- EXERCISE DIRECTIONS
Wherever a line in the data below holds "rest", copy that line.
——
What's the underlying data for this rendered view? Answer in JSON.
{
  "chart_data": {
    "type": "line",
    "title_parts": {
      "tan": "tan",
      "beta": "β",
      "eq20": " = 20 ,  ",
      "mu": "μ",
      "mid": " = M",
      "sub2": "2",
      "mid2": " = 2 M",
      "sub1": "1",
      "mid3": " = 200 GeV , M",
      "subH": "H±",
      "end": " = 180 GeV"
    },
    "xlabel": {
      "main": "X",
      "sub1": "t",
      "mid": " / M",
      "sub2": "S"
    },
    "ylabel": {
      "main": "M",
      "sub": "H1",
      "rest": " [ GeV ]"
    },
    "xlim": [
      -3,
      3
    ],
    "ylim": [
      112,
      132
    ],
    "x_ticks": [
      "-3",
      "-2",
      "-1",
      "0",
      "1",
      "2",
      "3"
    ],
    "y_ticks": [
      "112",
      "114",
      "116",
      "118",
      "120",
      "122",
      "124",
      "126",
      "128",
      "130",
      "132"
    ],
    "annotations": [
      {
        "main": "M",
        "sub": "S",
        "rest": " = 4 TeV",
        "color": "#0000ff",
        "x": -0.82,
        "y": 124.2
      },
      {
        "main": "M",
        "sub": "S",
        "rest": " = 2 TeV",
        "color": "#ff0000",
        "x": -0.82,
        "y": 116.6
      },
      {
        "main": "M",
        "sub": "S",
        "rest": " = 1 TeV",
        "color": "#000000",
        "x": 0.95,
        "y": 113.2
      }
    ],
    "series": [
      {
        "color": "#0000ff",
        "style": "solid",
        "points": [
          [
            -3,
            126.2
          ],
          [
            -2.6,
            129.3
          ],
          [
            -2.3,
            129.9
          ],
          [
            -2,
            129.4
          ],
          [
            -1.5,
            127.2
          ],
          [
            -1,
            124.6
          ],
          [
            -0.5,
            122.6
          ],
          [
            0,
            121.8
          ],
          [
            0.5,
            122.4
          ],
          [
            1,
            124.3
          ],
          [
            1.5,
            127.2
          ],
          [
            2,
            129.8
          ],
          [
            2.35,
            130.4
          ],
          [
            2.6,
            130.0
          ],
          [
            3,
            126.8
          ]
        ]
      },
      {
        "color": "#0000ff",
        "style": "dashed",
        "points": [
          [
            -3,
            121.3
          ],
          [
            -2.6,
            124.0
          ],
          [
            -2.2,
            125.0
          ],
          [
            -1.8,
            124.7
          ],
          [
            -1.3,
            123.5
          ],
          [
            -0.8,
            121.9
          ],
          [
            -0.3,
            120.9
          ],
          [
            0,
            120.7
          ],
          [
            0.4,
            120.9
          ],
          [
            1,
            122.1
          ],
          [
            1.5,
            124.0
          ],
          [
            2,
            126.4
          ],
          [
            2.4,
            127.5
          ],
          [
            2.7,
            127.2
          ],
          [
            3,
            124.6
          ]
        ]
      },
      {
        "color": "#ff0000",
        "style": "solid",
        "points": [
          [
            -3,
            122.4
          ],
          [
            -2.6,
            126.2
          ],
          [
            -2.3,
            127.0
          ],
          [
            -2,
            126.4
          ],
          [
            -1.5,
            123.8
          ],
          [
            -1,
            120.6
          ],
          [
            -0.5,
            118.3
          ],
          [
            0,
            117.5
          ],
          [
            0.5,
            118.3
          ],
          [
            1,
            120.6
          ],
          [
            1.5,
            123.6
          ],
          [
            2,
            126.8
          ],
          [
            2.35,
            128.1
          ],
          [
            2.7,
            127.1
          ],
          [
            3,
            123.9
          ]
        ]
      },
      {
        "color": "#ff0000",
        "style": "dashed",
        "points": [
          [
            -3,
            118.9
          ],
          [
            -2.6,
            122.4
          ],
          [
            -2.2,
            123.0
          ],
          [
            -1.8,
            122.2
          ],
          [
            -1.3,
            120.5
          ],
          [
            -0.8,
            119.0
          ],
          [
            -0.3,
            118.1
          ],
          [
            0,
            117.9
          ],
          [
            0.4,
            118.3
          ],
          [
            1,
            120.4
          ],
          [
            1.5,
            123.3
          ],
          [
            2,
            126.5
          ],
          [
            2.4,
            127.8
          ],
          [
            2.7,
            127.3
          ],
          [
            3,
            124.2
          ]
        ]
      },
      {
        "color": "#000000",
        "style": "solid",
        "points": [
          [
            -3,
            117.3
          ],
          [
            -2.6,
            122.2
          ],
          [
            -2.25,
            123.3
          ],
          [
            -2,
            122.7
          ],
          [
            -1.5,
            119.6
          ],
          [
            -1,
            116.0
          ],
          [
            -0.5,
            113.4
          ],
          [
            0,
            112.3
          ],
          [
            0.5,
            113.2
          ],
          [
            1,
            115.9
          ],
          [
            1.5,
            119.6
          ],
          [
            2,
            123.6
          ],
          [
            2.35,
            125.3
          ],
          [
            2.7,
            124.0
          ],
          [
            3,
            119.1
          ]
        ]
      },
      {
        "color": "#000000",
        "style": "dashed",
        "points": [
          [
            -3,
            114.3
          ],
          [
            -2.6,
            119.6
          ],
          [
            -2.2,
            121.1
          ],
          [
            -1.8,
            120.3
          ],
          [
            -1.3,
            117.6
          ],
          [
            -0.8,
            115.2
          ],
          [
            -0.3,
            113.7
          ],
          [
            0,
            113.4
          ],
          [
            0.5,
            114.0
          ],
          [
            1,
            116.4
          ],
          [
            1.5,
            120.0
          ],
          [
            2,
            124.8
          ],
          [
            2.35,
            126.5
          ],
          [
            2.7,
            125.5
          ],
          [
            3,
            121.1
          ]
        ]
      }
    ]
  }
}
——
- SOLUTION BELOW
      "rest": " [ GeV ]"
        "rest": " = 4 TeV",
        "rest": " = 2 TeV",
        "rest": " = 1 TeV",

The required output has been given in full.